== EXERCISE DIRECTIONS ==
Every entry below must be repeated exactly; skip the pictures.

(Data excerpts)
▬▬▬

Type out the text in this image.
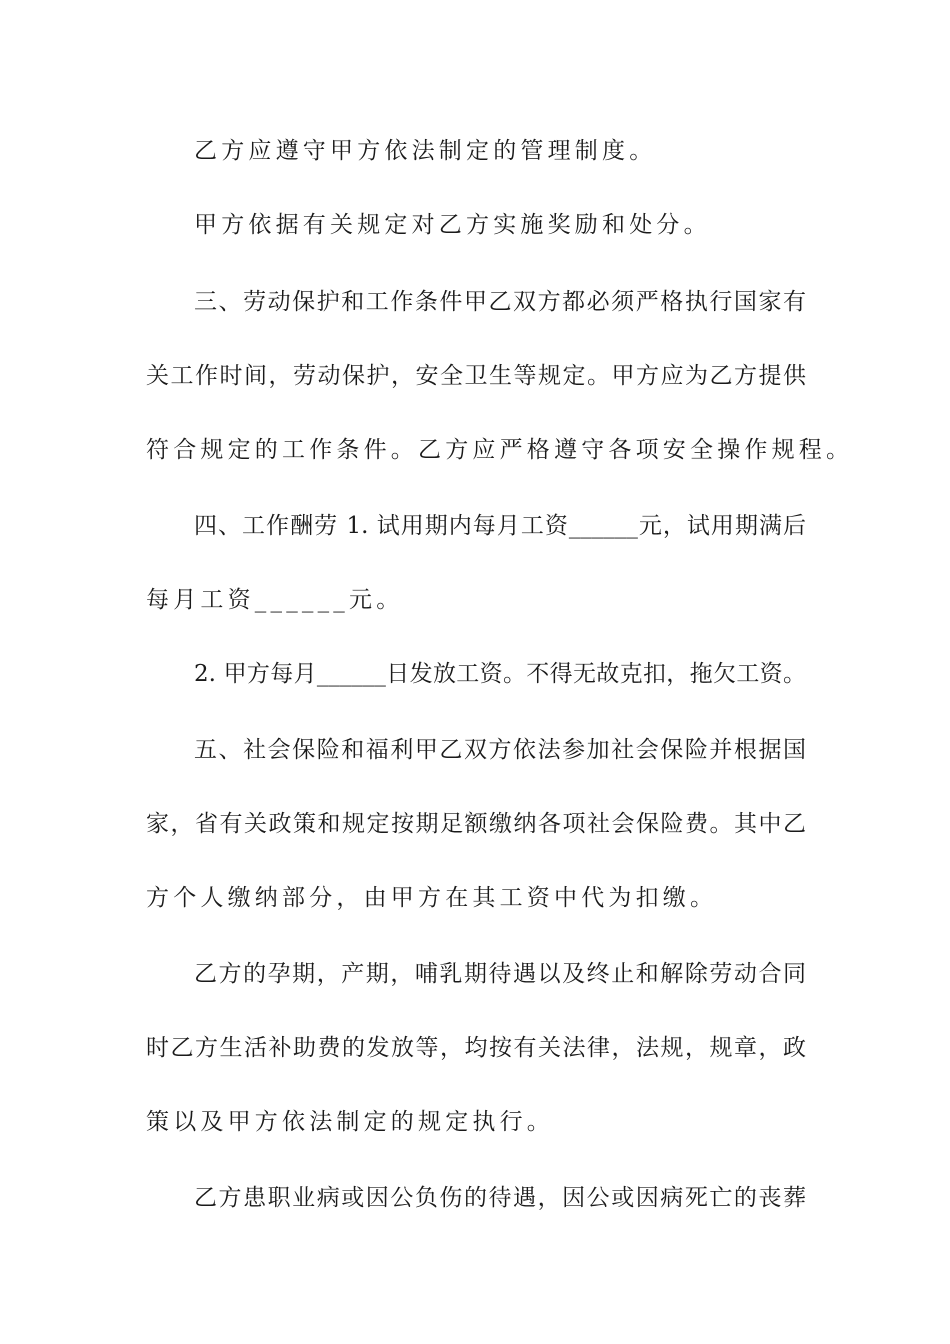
乙方应遵守甲方依法制定的管理制度。
甲方依据有关规定对乙方实施奖励和处分。
三、劳动保护和工作条件甲乙双方都必须严格执行国家有
关工作时间，劳动保护，安全卫生等规定。甲方应为乙方提供
符合规定的工作条件。乙方应严格遵守各项安全操作规程。
四、工作酬劳 1. 试用期内每月工资______元，试用期满后
每月工资______元。
2. 甲方每月______日发放工资。不得无故克扣，拖欠工资。
五、社会保险和福利甲乙双方依法参加社会保险并根据国
家，省有关政策和规定按期足额缴纳各项社会保险费。其中乙
方个人缴纳部分，由甲方在其工资中代为扣缴。
乙方的孕期，产期，哺乳期待遇以及终止和解除劳动合同
时乙方生活补助费的发放等，均按有关法律，法规，规章，政
策以及甲方依法制定的规定执行。
乙方患职业病或因公负伤的待遇，因公或因病死亡的丧葬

▬▬▬

== SOLUTION ==
Type out the text in this image.
乙方应遵守甲方依法制定的管理制度。
甲方依据有关规定对乙方实施奖励和处分。
三、劳动保护和工作条件甲乙双方都必须严格执行国家有
关工作时间，劳动保护，安全卫生等规定。甲方应为乙方提供
符合规定的工作条件。乙方应严格遵守各项安全操作规程。
四、工作酬劳 1. 试用期内每月工资______元，试用期满后
每月工资______元。
2. 甲方每月______日发放工资。不得无故克扣，拖欠工资。
五、社会保险和福利甲乙双方依法参加社会保险并根据国
家，省有关政策和规定按期足额缴纳各项社会保险费。其中乙
方个人缴纳部分，由甲方在其工资中代为扣缴。
乙方的孕期，产期，哺乳期待遇以及终止和解除劳动合同
时乙方生活补助费的发放等，均按有关法律，法规，规章，政
策以及甲方依法制定的规定执行。
乙方患职业病或因公负伤的待遇，因公或因病死亡的丧葬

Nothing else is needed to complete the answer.